* RAW DATA *
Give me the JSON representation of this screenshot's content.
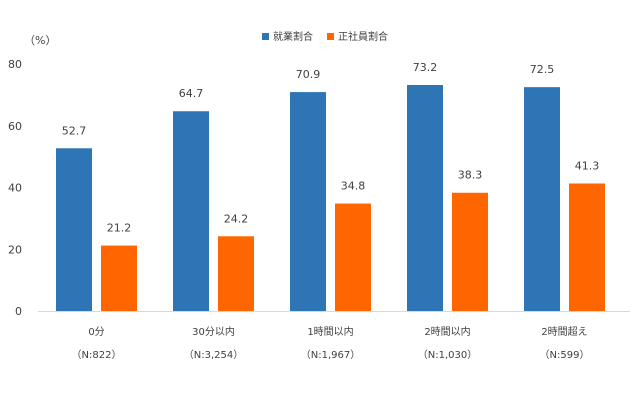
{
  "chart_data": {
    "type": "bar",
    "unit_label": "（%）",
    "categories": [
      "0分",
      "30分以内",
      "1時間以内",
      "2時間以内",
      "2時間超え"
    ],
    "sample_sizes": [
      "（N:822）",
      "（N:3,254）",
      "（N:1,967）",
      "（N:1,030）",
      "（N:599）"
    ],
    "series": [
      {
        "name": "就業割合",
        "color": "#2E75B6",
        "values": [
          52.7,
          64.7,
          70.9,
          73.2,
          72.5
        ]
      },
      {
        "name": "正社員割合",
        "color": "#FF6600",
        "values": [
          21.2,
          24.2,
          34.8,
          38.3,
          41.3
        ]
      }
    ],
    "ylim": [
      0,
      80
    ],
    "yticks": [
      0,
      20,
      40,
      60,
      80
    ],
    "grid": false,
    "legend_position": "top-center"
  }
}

==

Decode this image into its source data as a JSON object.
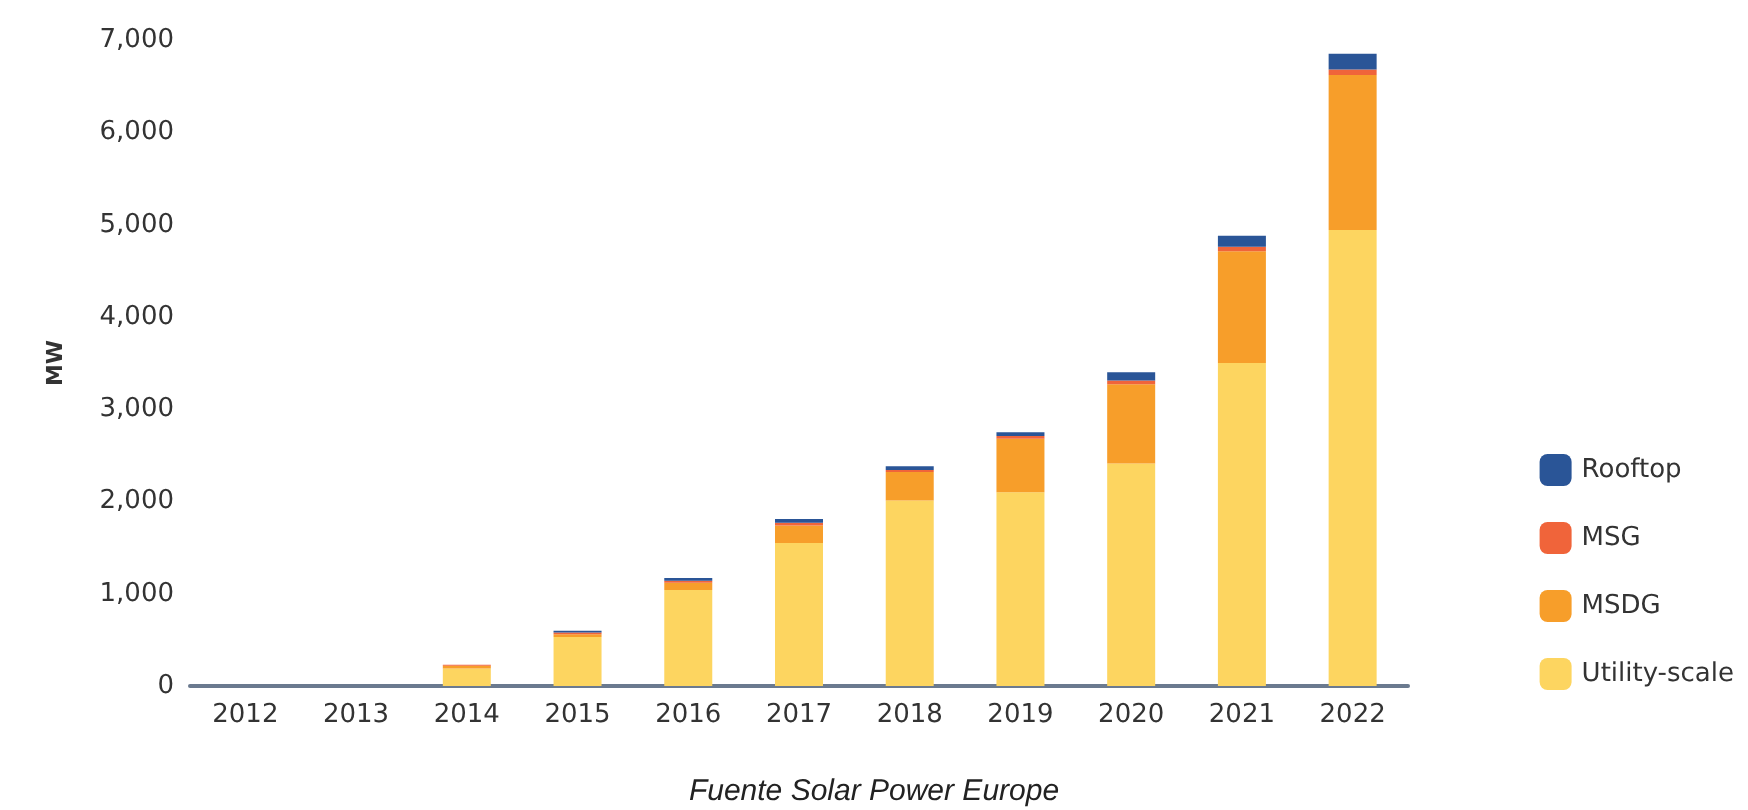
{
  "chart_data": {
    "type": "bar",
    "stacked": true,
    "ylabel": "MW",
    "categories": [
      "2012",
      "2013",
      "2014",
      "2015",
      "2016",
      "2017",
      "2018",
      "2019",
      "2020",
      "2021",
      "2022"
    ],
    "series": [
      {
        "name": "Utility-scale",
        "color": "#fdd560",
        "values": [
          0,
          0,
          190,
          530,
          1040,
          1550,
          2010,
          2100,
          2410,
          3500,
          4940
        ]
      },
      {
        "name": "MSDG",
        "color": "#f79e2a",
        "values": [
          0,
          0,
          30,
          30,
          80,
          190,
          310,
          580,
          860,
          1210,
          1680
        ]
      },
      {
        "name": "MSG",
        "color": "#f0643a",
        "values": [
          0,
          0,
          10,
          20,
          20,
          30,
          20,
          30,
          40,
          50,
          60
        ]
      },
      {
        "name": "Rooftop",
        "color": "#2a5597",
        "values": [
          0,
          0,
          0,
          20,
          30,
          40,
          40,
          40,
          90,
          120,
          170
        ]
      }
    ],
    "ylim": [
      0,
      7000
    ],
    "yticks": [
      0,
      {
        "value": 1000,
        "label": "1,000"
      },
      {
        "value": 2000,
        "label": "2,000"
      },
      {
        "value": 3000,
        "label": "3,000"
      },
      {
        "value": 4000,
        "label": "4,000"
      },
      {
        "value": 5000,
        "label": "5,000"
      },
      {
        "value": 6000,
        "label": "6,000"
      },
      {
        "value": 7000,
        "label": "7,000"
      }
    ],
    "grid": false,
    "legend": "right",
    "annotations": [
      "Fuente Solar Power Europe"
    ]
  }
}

* GIVEN PROBLEM *
In the entries above, identify each line that includes the string "color", then copy it.

* TASK SOLUTION *
        "color": "#2E75B6",
        "color": "#FF6600",
        "color": "#fdd560",
        "color": "#f79e2a",
        "color": "#f0643a",
        "color": "#2a5597",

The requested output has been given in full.